Do this: Select every line holding the word "registerbaserade" and copy it.

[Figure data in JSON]

·····

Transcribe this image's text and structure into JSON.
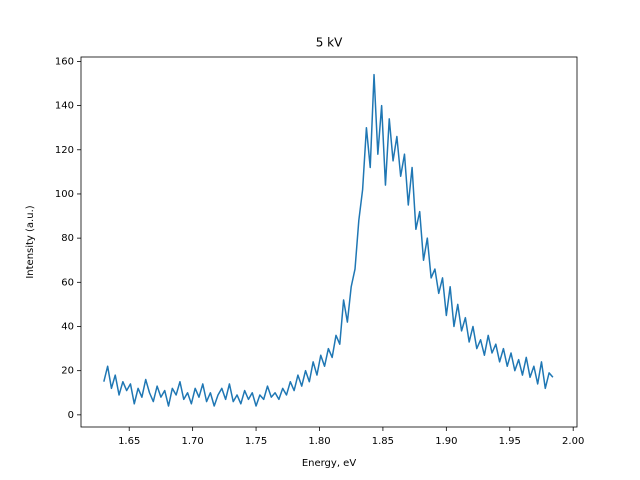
{
  "chart_data": {
    "type": "line",
    "title": "5 kV",
    "xlabel": "Energy, eV",
    "ylabel": "Intensity (a.u.)",
    "x": [
      1.63,
      1.633,
      1.636,
      1.639,
      1.642,
      1.645,
      1.648,
      1.651,
      1.654,
      1.657,
      1.66,
      1.663,
      1.666,
      1.669,
      1.672,
      1.675,
      1.678,
      1.681,
      1.684,
      1.687,
      1.69,
      1.693,
      1.696,
      1.699,
      1.702,
      1.705,
      1.708,
      1.711,
      1.714,
      1.717,
      1.72,
      1.723,
      1.726,
      1.729,
      1.732,
      1.735,
      1.738,
      1.741,
      1.744,
      1.747,
      1.75,
      1.753,
      1.756,
      1.759,
      1.762,
      1.765,
      1.768,
      1.771,
      1.774,
      1.777,
      1.78,
      1.783,
      1.786,
      1.789,
      1.792,
      1.795,
      1.798,
      1.801,
      1.804,
      1.807,
      1.81,
      1.813,
      1.816,
      1.819,
      1.822,
      1.825,
      1.828,
      1.831,
      1.834,
      1.837,
      1.84,
      1.843,
      1.846,
      1.849,
      1.852,
      1.855,
      1.858,
      1.861,
      1.864,
      1.867,
      1.87,
      1.873,
      1.876,
      1.879,
      1.882,
      1.885,
      1.888,
      1.891,
      1.894,
      1.897,
      1.9,
      1.903,
      1.906,
      1.909,
      1.912,
      1.915,
      1.918,
      1.921,
      1.924,
      1.927,
      1.93,
      1.933,
      1.936,
      1.939,
      1.942,
      1.945,
      1.948,
      1.951,
      1.954,
      1.957,
      1.96,
      1.963,
      1.966,
      1.969,
      1.972,
      1.975,
      1.978,
      1.981,
      1.984
    ],
    "series": [
      {
        "color": "#1f77b4",
        "values": [
          15,
          22,
          12,
          18,
          9,
          15,
          11,
          14,
          5,
          12,
          8,
          16,
          10,
          6,
          13,
          8,
          11,
          4,
          12,
          9,
          15,
          7,
          10,
          5,
          12,
          8,
          14,
          6,
          10,
          4,
          9,
          12,
          7,
          14,
          6,
          9,
          5,
          11,
          7,
          10,
          4,
          9,
          7,
          13,
          8,
          10,
          7,
          12,
          9,
          15,
          11,
          18,
          13,
          20,
          15,
          24,
          18,
          27,
          22,
          30,
          26,
          36,
          32,
          52,
          42,
          58,
          66,
          88,
          102,
          130,
          112,
          154,
          118,
          140,
          104,
          134,
          115,
          126,
          108,
          118,
          95,
          112,
          84,
          92,
          70,
          80,
          62,
          66,
          55,
          62,
          45,
          58,
          40,
          50,
          38,
          44,
          33,
          40,
          30,
          34,
          27,
          36,
          28,
          32,
          24,
          30,
          22,
          28,
          20,
          25,
          18,
          26,
          17,
          22,
          14,
          24,
          12,
          19,
          17
        ]
      }
    ],
    "xlim": [
      1.612,
      2.003
    ],
    "ylim": [
      -5.5,
      162
    ],
    "xticks": [
      1.65,
      {
        "value": 1.7,
        "label": "1.70"
      },
      1.75,
      {
        "value": 1.8,
        "label": "1.80"
      },
      1.85,
      {
        "value": 1.9,
        "label": "1.90"
      },
      1.95,
      {
        "value": 2.0,
        "label": "2.00"
      }
    ],
    "yticks": [
      0,
      20,
      40,
      60,
      80,
      100,
      120,
      140,
      160
    ]
  }
}
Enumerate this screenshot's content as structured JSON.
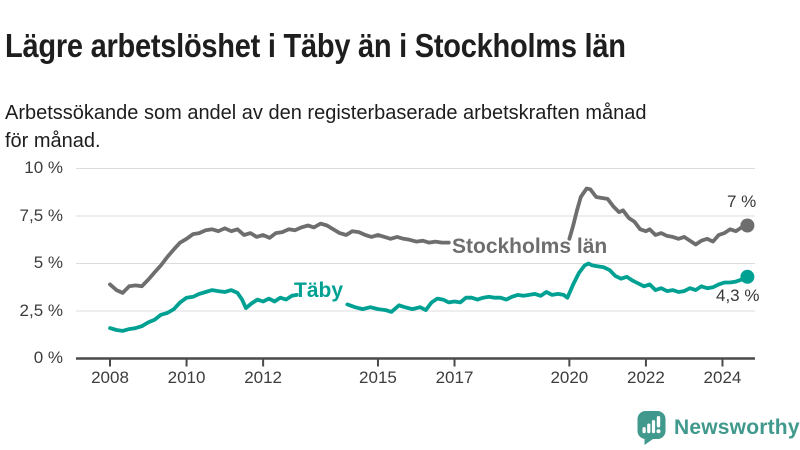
{
  "header": {
    "title": "Lägre arbetslöshet i Täby än i Stockholms län",
    "subtitle": "Arbetssökande som andel av den registerbaserade arbetskraften månad för månad.",
    "subtitle_lines": [
      "Arbetssökande som andel av den registerbaserade arbetskraften månad",
      "för månad."
    ]
  },
  "colors": {
    "taby_line": "#00a193",
    "stockholm_line": "#6e6e6e",
    "grid": "#dcdcdc",
    "axis": "#4a4a4a",
    "tick_text": "#3d3d3d",
    "end_label_text": "#383838",
    "title_text": "#1e1e1e",
    "brand_teal": "#41998d"
  },
  "chart_data": {
    "type": "line",
    "title": "Lägre arbetslöshet i Täby än i Stockholms län",
    "xlabel": "",
    "ylabel": "",
    "unit": "%",
    "grid": true,
    "ylim": [
      0,
      10
    ],
    "xlim": [
      2007.9,
      2025.1
    ],
    "y_ticks": [
      {
        "value": 10,
        "label": "10 %"
      },
      {
        "value": 7.5,
        "label": "7,5 %"
      },
      {
        "value": 5,
        "label": "5 %"
      },
      {
        "value": 2.5,
        "label": "2,5 %"
      },
      {
        "value": 0,
        "label": "0 %"
      }
    ],
    "x_ticks": [
      {
        "value": 2008,
        "label": "2008"
      },
      {
        "value": 2010,
        "label": "2010"
      },
      {
        "value": 2012,
        "label": "2012"
      },
      {
        "value": 2015,
        "label": "2015"
      },
      {
        "value": 2017,
        "label": "2017"
      },
      {
        "value": 2020,
        "label": "2020"
      },
      {
        "value": 2022,
        "label": "2022"
      },
      {
        "value": 2024,
        "label": "2024"
      }
    ],
    "series": [
      {
        "id": "stockholm",
        "name": "Stockholms län",
        "color": "#6e6e6e",
        "end_label": "7 %",
        "end_value": 7.0,
        "segments": [
          [
            [
              2008.0,
              3.9
            ],
            [
              2008.17,
              3.6
            ],
            [
              2008.33,
              3.45
            ],
            [
              2008.5,
              3.8
            ],
            [
              2008.67,
              3.85
            ],
            [
              2008.83,
              3.8
            ],
            [
              2009.0,
              4.15
            ],
            [
              2009.17,
              4.55
            ],
            [
              2009.33,
              4.9
            ],
            [
              2009.5,
              5.35
            ],
            [
              2009.67,
              5.75
            ],
            [
              2009.83,
              6.1
            ],
            [
              2010.0,
              6.3
            ],
            [
              2010.17,
              6.55
            ],
            [
              2010.33,
              6.6
            ],
            [
              2010.5,
              6.75
            ],
            [
              2010.67,
              6.8
            ],
            [
              2010.83,
              6.7
            ],
            [
              2011.0,
              6.85
            ],
            [
              2011.17,
              6.7
            ],
            [
              2011.33,
              6.8
            ],
            [
              2011.5,
              6.5
            ],
            [
              2011.67,
              6.6
            ],
            [
              2011.83,
              6.4
            ],
            [
              2012.0,
              6.5
            ],
            [
              2012.17,
              6.35
            ],
            [
              2012.33,
              6.6
            ],
            [
              2012.5,
              6.65
            ],
            [
              2012.67,
              6.8
            ],
            [
              2012.83,
              6.75
            ],
            [
              2013.0,
              6.9
            ],
            [
              2013.17,
              7.0
            ],
            [
              2013.33,
              6.9
            ],
            [
              2013.5,
              7.1
            ],
            [
              2013.67,
              7.0
            ],
            [
              2013.83,
              6.8
            ],
            [
              2014.0,
              6.6
            ],
            [
              2014.17,
              6.5
            ],
            [
              2014.33,
              6.7
            ],
            [
              2014.5,
              6.65
            ],
            [
              2014.67,
              6.5
            ],
            [
              2014.83,
              6.4
            ],
            [
              2015.0,
              6.5
            ],
            [
              2015.17,
              6.4
            ],
            [
              2015.33,
              6.3
            ],
            [
              2015.5,
              6.4
            ],
            [
              2015.67,
              6.3
            ],
            [
              2015.83,
              6.25
            ],
            [
              2016.0,
              6.15
            ],
            [
              2016.17,
              6.2
            ],
            [
              2016.33,
              6.1
            ],
            [
              2016.5,
              6.15
            ],
            [
              2016.67,
              6.1
            ],
            [
              2016.85,
              6.1
            ]
          ],
          [
            [
              2020.0,
              6.3
            ],
            [
              2020.1,
              7.0
            ],
            [
              2020.2,
              7.8
            ],
            [
              2020.3,
              8.5
            ],
            [
              2020.45,
              8.95
            ],
            [
              2020.55,
              8.9
            ],
            [
              2020.7,
              8.5
            ],
            [
              2020.85,
              8.45
            ],
            [
              2021.0,
              8.4
            ],
            [
              2021.15,
              8.0
            ],
            [
              2021.3,
              7.7
            ],
            [
              2021.4,
              7.8
            ],
            [
              2021.55,
              7.4
            ],
            [
              2021.7,
              7.2
            ],
            [
              2021.85,
              6.8
            ],
            [
              2022.0,
              6.7
            ],
            [
              2022.1,
              6.8
            ],
            [
              2022.25,
              6.5
            ],
            [
              2022.4,
              6.6
            ],
            [
              2022.55,
              6.45
            ],
            [
              2022.7,
              6.4
            ],
            [
              2022.85,
              6.3
            ],
            [
              2023.0,
              6.4
            ],
            [
              2023.15,
              6.2
            ],
            [
              2023.3,
              6.0
            ],
            [
              2023.45,
              6.2
            ],
            [
              2023.6,
              6.3
            ],
            [
              2023.75,
              6.15
            ],
            [
              2023.9,
              6.5
            ],
            [
              2024.05,
              6.6
            ],
            [
              2024.2,
              6.8
            ],
            [
              2024.35,
              6.7
            ],
            [
              2024.5,
              6.9
            ],
            [
              2024.65,
              7.0
            ]
          ]
        ]
      },
      {
        "id": "taby",
        "name": "Täby",
        "color": "#00a193",
        "end_label": "4,3 %",
        "end_value": 4.3,
        "segments": [
          [
            [
              2008.0,
              1.6
            ],
            [
              2008.17,
              1.5
            ],
            [
              2008.33,
              1.45
            ],
            [
              2008.5,
              1.55
            ],
            [
              2008.67,
              1.6
            ],
            [
              2008.83,
              1.7
            ],
            [
              2009.0,
              1.9
            ],
            [
              2009.17,
              2.05
            ],
            [
              2009.33,
              2.3
            ],
            [
              2009.5,
              2.4
            ],
            [
              2009.67,
              2.6
            ],
            [
              2009.83,
              2.95
            ],
            [
              2010.0,
              3.2
            ],
            [
              2010.17,
              3.25
            ],
            [
              2010.33,
              3.4
            ],
            [
              2010.5,
              3.5
            ],
            [
              2010.67,
              3.6
            ],
            [
              2010.83,
              3.55
            ],
            [
              2011.0,
              3.5
            ],
            [
              2011.17,
              3.6
            ],
            [
              2011.33,
              3.45
            ],
            [
              2011.45,
              3.1
            ],
            [
              2011.55,
              2.65
            ],
            [
              2011.7,
              2.9
            ],
            [
              2011.85,
              3.1
            ],
            [
              2012.0,
              3.0
            ],
            [
              2012.15,
              3.15
            ],
            [
              2012.3,
              3.0
            ],
            [
              2012.45,
              3.2
            ],
            [
              2012.6,
              3.1
            ],
            [
              2012.75,
              3.3
            ],
            [
              2012.88,
              3.35
            ]
          ],
          [
            [
              2014.2,
              2.85
            ],
            [
              2014.4,
              2.7
            ],
            [
              2014.6,
              2.6
            ],
            [
              2014.8,
              2.7
            ],
            [
              2015.0,
              2.6
            ],
            [
              2015.2,
              2.55
            ],
            [
              2015.35,
              2.45
            ],
            [
              2015.55,
              2.8
            ],
            [
              2015.7,
              2.7
            ],
            [
              2015.9,
              2.6
            ],
            [
              2016.1,
              2.7
            ],
            [
              2016.25,
              2.55
            ],
            [
              2016.4,
              2.95
            ],
            [
              2016.55,
              3.15
            ],
            [
              2016.7,
              3.1
            ],
            [
              2016.85,
              2.95
            ],
            [
              2017.0,
              3.0
            ],
            [
              2017.15,
              2.95
            ],
            [
              2017.3,
              3.2
            ],
            [
              2017.45,
              3.2
            ],
            [
              2017.6,
              3.1
            ],
            [
              2017.75,
              3.2
            ],
            [
              2017.9,
              3.25
            ],
            [
              2018.05,
              3.2
            ],
            [
              2018.2,
              3.2
            ],
            [
              2018.35,
              3.1
            ],
            [
              2018.5,
              3.25
            ],
            [
              2018.65,
              3.35
            ],
            [
              2018.8,
              3.3
            ],
            [
              2018.95,
              3.35
            ],
            [
              2019.1,
              3.4
            ],
            [
              2019.25,
              3.3
            ],
            [
              2019.4,
              3.5
            ],
            [
              2019.55,
              3.35
            ],
            [
              2019.7,
              3.4
            ],
            [
              2019.85,
              3.35
            ],
            [
              2019.95,
              3.2
            ],
            [
              2020.1,
              3.9
            ],
            [
              2020.25,
              4.5
            ],
            [
              2020.4,
              4.9
            ],
            [
              2020.5,
              5.0
            ],
            [
              2020.6,
              4.9
            ],
            [
              2020.75,
              4.85
            ],
            [
              2020.9,
              4.8
            ],
            [
              2021.05,
              4.65
            ],
            [
              2021.2,
              4.35
            ],
            [
              2021.35,
              4.2
            ],
            [
              2021.5,
              4.3
            ],
            [
              2021.65,
              4.1
            ],
            [
              2021.8,
              3.95
            ],
            [
              2021.95,
              3.8
            ],
            [
              2022.1,
              3.9
            ],
            [
              2022.25,
              3.6
            ],
            [
              2022.4,
              3.7
            ],
            [
              2022.55,
              3.55
            ],
            [
              2022.7,
              3.6
            ],
            [
              2022.85,
              3.5
            ],
            [
              2023.0,
              3.55
            ],
            [
              2023.15,
              3.7
            ],
            [
              2023.3,
              3.6
            ],
            [
              2023.45,
              3.8
            ],
            [
              2023.6,
              3.7
            ],
            [
              2023.75,
              3.75
            ],
            [
              2023.9,
              3.9
            ],
            [
              2024.05,
              4.0
            ],
            [
              2024.2,
              4.0
            ],
            [
              2024.35,
              4.05
            ],
            [
              2024.5,
              4.15
            ],
            [
              2024.65,
              4.3
            ]
          ]
        ]
      }
    ],
    "legend_position": "inline-line-labels"
  },
  "footer": {
    "brand": "Newsworthy"
  }
}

·····

Solution to this exercise:
    "subtitle": "Arbetssökande som andel av den registerbaserade arbetskraften månad för månad.",
      "Arbetssökande som andel av den registerbaserade arbetskraften månad",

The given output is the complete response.